EXERCISE REQUIREMENTS
Scan the entries below and report only how many lines contain "text".

(Figure record extracts)
•••••

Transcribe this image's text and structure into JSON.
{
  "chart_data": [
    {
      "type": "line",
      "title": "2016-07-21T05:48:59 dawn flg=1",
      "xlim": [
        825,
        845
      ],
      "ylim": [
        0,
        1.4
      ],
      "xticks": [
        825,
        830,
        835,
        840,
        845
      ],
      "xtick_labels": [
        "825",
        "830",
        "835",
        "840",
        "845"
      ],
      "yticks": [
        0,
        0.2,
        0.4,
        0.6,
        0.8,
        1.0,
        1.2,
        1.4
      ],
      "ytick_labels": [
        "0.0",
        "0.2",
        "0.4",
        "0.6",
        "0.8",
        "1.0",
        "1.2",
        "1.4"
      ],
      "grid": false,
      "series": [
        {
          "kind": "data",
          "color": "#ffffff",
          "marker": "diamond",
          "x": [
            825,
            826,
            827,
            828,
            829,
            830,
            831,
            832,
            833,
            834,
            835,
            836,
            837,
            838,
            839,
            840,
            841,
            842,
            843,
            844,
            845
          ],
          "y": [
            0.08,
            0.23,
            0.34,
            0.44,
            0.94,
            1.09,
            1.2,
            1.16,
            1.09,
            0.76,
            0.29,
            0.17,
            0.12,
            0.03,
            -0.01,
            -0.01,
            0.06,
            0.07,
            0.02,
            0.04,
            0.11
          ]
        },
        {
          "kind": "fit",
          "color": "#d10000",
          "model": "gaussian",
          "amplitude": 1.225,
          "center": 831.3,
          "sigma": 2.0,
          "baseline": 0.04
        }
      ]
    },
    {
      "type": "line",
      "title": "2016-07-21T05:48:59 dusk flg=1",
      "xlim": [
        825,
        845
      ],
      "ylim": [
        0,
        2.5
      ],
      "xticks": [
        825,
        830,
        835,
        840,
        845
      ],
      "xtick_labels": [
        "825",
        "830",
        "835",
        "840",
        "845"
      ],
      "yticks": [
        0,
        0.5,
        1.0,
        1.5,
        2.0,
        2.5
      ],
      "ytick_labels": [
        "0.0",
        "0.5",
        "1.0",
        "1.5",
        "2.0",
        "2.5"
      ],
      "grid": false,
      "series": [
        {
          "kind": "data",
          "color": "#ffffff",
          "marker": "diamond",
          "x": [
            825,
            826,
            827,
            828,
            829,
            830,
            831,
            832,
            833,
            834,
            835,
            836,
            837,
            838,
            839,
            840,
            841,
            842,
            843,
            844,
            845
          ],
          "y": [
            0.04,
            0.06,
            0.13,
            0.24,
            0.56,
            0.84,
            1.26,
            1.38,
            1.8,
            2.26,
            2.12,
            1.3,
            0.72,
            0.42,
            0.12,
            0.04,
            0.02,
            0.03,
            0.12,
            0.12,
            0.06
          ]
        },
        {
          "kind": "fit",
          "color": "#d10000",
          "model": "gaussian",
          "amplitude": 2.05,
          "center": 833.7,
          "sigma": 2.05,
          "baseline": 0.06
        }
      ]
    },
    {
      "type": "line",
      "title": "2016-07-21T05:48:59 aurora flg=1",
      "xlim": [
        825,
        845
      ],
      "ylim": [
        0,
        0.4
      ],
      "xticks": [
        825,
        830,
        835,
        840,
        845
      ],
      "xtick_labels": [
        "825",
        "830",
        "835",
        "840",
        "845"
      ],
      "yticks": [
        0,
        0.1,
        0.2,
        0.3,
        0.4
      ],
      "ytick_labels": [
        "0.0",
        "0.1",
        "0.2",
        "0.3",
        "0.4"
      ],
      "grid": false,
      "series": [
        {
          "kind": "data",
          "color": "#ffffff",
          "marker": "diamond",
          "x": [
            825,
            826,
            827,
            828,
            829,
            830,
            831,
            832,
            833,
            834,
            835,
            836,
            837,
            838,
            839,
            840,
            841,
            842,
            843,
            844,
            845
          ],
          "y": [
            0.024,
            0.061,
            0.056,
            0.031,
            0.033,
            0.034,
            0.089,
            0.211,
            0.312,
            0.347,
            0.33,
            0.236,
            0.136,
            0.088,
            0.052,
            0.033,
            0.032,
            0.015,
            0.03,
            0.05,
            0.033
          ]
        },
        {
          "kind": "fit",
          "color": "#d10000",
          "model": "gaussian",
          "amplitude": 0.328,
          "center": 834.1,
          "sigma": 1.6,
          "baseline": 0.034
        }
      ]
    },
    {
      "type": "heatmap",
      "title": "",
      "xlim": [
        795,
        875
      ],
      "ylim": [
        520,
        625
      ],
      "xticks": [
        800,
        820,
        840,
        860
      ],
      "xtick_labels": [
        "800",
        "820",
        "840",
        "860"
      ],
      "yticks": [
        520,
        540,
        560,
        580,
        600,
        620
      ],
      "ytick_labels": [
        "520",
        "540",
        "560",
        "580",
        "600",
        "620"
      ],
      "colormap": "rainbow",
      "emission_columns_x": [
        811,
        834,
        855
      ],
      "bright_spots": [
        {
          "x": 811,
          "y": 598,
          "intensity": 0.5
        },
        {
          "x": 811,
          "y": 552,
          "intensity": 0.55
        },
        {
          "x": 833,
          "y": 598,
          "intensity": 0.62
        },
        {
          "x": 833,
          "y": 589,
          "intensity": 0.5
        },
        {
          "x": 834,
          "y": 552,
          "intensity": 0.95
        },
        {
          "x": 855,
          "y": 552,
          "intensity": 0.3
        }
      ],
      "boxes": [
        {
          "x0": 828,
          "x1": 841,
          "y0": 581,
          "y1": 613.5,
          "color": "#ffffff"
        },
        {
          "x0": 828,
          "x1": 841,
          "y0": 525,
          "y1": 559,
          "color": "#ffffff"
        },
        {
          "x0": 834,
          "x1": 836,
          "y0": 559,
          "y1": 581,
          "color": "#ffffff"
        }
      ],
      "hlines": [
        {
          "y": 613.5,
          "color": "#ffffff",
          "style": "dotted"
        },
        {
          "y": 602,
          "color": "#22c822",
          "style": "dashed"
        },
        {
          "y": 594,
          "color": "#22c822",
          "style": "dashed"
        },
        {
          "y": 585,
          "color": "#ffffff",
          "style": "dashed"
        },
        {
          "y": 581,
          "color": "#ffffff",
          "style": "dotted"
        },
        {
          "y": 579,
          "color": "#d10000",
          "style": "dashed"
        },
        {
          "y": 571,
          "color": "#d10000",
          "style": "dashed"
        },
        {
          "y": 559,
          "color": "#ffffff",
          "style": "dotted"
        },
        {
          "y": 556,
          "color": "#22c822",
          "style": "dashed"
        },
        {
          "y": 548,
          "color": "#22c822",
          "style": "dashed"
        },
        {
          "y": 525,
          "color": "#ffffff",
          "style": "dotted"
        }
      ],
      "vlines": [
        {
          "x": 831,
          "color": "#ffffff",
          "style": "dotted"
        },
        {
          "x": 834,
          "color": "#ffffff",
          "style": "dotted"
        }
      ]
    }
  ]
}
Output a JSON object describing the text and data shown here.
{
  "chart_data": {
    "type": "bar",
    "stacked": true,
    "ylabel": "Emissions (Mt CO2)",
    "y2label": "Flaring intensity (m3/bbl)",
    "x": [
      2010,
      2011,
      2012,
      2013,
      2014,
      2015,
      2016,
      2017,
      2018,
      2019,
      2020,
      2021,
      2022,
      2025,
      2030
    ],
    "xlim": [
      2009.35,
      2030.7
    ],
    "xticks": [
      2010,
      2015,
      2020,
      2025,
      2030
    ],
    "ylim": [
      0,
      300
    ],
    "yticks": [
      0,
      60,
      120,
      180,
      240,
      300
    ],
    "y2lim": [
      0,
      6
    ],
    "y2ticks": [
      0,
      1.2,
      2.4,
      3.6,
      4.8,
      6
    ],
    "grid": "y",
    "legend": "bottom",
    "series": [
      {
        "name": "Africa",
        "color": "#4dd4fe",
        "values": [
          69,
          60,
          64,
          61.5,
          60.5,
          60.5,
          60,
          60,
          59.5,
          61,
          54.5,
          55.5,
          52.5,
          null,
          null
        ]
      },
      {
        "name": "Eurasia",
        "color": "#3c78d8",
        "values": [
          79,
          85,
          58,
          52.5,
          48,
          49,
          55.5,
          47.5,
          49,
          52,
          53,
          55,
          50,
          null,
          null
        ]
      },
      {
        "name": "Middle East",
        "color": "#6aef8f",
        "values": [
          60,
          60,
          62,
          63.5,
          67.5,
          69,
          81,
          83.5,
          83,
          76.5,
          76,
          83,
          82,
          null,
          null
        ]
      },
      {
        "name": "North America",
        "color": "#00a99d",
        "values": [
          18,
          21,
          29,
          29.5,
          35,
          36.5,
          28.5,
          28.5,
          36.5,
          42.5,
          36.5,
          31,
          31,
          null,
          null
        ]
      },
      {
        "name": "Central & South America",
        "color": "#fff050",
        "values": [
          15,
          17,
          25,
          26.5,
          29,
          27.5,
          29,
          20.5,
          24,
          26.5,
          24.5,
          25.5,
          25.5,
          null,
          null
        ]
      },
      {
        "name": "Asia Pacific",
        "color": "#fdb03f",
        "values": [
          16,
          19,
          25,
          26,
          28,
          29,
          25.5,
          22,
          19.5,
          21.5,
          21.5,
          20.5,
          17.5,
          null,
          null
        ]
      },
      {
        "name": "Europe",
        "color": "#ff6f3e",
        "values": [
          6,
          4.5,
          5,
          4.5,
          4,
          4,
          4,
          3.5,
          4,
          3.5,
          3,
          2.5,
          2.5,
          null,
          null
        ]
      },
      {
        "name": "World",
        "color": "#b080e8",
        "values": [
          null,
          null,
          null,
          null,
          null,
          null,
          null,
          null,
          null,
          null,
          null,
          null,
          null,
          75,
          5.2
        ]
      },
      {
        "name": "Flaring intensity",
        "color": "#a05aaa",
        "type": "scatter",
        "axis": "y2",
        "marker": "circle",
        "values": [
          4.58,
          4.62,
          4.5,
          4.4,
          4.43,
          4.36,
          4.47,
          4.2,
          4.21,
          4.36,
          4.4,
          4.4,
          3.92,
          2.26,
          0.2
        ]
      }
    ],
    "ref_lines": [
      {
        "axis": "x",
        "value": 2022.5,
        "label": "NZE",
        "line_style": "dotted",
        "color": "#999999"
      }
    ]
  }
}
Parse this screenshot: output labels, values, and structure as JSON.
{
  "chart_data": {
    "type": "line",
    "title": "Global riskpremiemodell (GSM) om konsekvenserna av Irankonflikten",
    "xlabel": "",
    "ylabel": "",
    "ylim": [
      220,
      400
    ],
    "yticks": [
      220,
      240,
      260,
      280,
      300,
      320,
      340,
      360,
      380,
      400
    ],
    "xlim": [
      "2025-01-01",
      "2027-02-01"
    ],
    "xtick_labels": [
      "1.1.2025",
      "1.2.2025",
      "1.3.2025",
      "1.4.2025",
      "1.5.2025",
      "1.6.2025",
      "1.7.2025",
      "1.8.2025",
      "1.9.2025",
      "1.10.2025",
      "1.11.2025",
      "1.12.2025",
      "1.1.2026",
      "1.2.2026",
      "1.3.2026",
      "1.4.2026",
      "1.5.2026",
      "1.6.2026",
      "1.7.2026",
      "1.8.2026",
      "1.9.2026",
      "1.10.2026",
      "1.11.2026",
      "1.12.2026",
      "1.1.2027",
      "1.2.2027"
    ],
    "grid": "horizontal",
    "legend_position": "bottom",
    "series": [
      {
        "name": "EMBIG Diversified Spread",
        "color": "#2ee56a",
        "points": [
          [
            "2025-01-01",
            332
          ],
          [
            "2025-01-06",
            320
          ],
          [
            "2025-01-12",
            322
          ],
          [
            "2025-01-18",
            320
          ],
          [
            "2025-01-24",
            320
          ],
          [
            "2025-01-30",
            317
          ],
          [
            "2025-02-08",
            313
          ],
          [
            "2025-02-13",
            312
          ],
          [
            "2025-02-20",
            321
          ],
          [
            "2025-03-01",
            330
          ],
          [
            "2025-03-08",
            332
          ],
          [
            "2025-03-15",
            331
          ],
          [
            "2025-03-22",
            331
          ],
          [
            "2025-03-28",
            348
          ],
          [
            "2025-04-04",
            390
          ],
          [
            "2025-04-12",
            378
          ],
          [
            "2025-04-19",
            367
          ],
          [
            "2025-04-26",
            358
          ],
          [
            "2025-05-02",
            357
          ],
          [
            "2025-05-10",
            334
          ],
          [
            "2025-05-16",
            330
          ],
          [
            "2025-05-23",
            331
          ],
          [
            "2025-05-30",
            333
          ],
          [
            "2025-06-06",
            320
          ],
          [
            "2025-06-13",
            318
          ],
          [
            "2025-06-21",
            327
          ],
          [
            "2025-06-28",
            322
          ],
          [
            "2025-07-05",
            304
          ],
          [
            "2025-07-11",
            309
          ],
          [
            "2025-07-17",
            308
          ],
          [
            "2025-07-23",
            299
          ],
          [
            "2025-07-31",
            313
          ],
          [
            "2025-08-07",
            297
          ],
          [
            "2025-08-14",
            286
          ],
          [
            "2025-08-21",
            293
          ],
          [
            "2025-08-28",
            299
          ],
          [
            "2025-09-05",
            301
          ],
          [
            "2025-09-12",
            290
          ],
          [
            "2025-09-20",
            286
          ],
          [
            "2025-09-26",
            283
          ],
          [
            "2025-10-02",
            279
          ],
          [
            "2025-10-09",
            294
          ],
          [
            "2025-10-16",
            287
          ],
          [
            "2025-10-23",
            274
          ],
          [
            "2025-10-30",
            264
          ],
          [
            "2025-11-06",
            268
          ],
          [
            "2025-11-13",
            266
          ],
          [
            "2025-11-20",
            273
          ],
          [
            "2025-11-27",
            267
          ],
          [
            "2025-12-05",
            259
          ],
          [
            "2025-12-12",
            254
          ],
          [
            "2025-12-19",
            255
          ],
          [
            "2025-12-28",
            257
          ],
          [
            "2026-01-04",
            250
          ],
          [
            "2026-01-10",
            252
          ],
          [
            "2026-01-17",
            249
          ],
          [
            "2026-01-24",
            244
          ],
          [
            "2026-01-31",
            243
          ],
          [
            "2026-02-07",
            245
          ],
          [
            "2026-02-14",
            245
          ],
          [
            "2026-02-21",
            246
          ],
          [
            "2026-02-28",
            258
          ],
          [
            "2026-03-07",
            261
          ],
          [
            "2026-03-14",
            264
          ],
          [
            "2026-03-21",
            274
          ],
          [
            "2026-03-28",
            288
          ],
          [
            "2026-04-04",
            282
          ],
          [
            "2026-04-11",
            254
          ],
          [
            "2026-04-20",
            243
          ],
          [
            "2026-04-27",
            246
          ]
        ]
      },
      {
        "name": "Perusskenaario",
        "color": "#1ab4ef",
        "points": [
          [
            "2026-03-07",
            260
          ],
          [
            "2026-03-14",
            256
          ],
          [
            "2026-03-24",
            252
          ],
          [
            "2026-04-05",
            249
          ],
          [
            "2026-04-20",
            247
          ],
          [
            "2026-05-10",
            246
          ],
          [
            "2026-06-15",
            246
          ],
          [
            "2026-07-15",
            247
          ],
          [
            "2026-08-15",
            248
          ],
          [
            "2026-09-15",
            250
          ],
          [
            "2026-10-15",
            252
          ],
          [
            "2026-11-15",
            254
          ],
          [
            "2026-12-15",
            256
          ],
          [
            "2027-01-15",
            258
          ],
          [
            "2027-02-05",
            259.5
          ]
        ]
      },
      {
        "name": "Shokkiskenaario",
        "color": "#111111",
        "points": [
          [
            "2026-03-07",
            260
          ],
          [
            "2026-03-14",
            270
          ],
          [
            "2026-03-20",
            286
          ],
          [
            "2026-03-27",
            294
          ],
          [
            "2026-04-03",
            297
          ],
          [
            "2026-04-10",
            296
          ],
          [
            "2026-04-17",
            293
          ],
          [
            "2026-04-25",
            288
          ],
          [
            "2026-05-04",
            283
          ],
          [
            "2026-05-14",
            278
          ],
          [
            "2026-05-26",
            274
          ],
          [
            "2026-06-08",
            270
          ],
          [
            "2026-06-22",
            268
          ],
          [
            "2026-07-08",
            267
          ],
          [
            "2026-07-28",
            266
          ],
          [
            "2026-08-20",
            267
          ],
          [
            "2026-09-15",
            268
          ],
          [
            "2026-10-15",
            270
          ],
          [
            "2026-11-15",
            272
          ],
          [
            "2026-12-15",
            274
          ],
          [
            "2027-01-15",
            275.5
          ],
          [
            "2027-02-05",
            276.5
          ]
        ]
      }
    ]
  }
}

•••••

TASK RESPONSE
2